Search the listing below for the word "covariance" and copy each line that holds it.
>>>
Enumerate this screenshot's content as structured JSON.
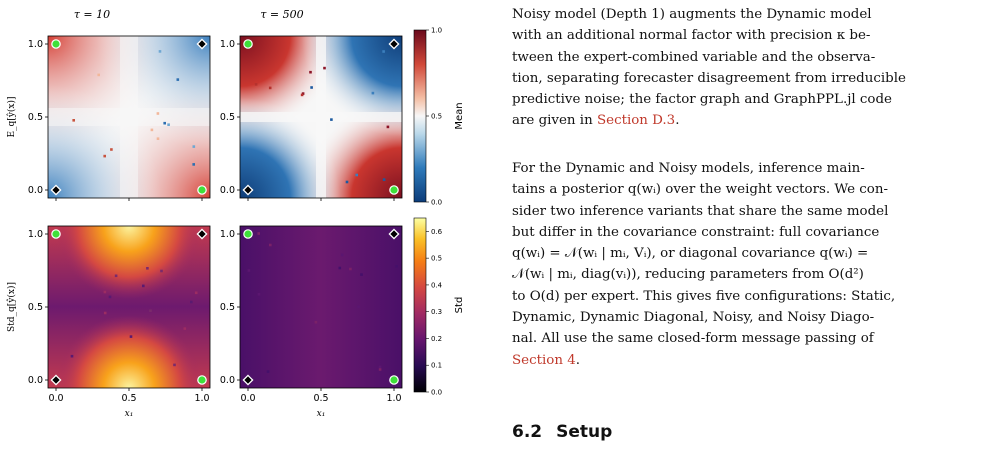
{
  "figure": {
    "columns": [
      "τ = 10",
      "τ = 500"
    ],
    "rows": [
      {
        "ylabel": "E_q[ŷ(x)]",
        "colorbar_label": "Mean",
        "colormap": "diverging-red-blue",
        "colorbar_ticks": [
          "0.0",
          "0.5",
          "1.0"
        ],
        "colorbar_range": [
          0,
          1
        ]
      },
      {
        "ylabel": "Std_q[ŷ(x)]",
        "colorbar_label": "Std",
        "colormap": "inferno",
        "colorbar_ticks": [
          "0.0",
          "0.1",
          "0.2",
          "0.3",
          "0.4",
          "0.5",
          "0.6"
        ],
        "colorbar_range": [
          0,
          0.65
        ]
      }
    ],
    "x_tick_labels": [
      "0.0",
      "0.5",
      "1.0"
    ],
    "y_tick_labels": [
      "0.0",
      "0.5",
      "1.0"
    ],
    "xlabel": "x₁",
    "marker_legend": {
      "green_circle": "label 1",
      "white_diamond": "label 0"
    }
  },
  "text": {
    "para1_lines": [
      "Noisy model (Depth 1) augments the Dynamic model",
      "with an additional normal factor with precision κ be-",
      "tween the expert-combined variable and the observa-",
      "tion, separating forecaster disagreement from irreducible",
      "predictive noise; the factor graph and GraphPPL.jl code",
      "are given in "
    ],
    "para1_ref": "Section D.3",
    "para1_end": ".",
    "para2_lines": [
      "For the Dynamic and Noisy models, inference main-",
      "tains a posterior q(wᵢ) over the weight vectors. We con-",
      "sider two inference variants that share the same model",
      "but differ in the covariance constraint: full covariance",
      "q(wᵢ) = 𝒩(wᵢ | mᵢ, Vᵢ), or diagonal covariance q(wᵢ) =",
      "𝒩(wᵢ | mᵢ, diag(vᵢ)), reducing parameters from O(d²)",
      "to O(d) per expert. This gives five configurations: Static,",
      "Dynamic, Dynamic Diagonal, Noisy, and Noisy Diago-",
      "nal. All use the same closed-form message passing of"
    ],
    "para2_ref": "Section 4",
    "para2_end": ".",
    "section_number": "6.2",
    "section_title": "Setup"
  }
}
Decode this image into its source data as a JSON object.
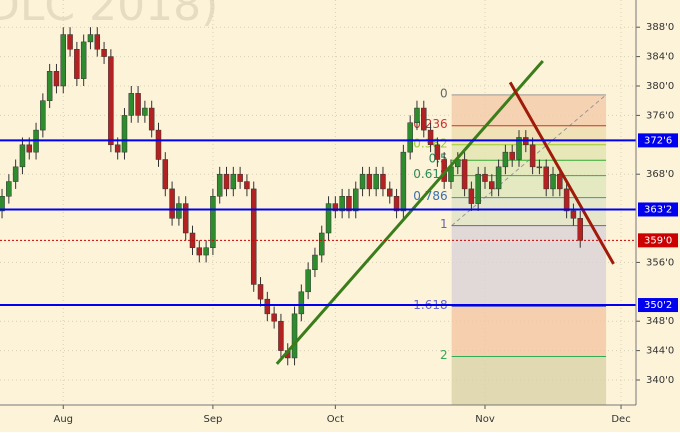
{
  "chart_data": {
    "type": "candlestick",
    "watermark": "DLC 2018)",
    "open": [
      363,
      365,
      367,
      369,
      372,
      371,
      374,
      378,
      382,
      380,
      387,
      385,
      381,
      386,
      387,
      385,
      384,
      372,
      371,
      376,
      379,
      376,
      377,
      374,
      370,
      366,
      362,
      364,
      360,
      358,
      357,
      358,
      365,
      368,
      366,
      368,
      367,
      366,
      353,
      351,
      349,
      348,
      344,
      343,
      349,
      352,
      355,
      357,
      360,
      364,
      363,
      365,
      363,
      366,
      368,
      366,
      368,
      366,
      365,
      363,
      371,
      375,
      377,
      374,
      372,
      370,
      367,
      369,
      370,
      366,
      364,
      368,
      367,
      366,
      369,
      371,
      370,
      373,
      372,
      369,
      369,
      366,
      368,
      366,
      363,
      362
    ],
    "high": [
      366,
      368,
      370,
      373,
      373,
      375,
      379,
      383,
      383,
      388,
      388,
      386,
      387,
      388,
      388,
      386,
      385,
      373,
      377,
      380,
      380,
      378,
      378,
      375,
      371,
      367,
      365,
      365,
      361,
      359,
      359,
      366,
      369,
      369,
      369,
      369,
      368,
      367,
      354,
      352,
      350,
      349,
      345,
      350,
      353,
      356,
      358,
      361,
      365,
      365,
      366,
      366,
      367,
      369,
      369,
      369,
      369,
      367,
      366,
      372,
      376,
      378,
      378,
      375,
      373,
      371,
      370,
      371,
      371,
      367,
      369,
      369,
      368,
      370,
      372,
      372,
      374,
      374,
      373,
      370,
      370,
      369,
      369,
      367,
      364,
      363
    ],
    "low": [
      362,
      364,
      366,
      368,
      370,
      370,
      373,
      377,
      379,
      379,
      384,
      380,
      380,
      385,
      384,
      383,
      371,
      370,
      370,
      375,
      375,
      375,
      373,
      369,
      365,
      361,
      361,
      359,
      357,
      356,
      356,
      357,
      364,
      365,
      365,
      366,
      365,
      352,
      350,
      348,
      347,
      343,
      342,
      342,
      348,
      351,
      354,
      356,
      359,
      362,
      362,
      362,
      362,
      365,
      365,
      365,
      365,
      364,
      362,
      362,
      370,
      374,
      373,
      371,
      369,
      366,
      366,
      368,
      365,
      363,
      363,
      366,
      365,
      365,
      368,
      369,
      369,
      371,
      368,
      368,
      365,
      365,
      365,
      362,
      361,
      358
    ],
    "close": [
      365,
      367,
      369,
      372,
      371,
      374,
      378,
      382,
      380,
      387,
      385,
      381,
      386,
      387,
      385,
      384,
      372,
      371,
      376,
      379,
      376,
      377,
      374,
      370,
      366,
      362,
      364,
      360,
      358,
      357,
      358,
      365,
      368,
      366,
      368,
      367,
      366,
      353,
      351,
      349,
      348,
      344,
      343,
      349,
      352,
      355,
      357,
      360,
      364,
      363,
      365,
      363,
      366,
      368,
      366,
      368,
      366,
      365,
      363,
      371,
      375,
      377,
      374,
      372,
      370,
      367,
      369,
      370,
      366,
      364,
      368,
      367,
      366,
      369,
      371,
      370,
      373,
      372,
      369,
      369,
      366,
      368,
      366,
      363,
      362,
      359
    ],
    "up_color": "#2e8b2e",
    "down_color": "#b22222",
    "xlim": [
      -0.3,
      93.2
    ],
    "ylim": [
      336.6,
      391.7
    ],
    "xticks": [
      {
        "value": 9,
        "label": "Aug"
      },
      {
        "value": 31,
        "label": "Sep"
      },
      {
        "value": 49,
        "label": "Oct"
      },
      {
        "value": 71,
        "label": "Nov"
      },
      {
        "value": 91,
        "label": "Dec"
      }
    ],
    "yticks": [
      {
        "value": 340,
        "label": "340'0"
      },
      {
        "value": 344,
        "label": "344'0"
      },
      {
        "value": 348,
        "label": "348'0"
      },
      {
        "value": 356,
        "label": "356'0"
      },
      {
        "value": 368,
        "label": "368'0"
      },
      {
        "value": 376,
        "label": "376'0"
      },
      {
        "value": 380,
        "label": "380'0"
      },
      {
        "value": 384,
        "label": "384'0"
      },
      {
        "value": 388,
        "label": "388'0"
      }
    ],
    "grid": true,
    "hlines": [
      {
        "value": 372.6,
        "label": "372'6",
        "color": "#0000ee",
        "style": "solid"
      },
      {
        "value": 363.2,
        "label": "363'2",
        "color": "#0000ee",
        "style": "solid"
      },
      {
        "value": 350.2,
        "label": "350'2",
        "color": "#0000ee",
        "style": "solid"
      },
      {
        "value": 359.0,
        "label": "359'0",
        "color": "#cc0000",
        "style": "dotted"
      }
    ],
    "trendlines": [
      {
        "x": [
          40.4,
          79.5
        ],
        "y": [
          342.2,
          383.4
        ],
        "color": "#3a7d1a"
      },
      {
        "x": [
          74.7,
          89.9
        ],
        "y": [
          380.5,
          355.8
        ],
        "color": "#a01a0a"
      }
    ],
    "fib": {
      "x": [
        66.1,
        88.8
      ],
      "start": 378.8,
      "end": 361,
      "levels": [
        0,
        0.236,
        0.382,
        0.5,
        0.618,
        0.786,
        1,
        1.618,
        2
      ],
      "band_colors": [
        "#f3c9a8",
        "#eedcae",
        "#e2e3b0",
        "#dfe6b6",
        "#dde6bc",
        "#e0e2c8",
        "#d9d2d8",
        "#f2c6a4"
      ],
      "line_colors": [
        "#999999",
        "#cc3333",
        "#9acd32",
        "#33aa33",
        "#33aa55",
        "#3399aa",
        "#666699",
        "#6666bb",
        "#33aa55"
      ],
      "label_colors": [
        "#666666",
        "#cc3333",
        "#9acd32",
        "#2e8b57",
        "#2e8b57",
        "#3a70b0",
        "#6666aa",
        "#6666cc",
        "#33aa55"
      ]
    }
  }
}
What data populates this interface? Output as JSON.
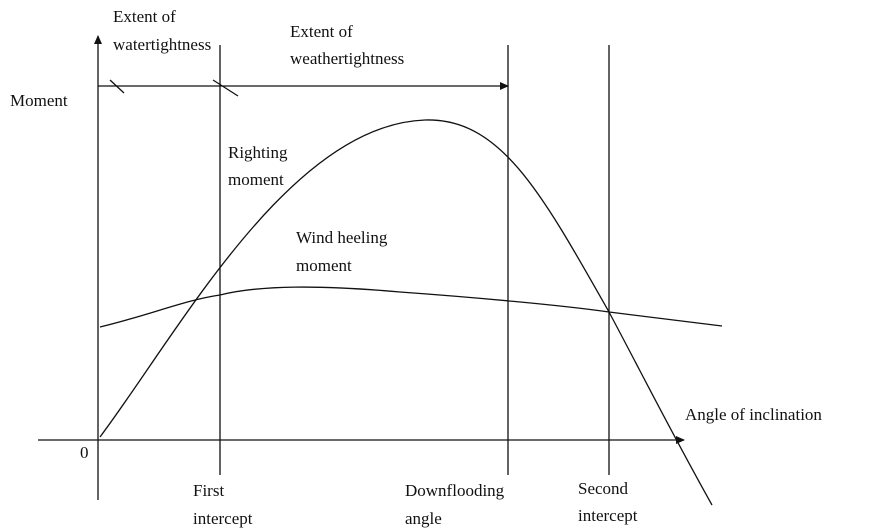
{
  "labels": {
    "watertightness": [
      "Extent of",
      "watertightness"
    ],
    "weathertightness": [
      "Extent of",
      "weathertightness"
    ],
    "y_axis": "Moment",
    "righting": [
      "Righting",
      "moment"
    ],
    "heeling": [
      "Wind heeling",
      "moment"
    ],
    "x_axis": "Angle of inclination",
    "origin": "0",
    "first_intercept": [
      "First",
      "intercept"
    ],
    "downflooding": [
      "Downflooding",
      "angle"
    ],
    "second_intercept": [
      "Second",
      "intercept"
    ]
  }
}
<<<
Exercise response –
      "but differ in the covariance constraint: full covariance",
      "q(wᵢ) = 𝒩(wᵢ | mᵢ, Vᵢ), or diagonal covariance q(wᵢ) =",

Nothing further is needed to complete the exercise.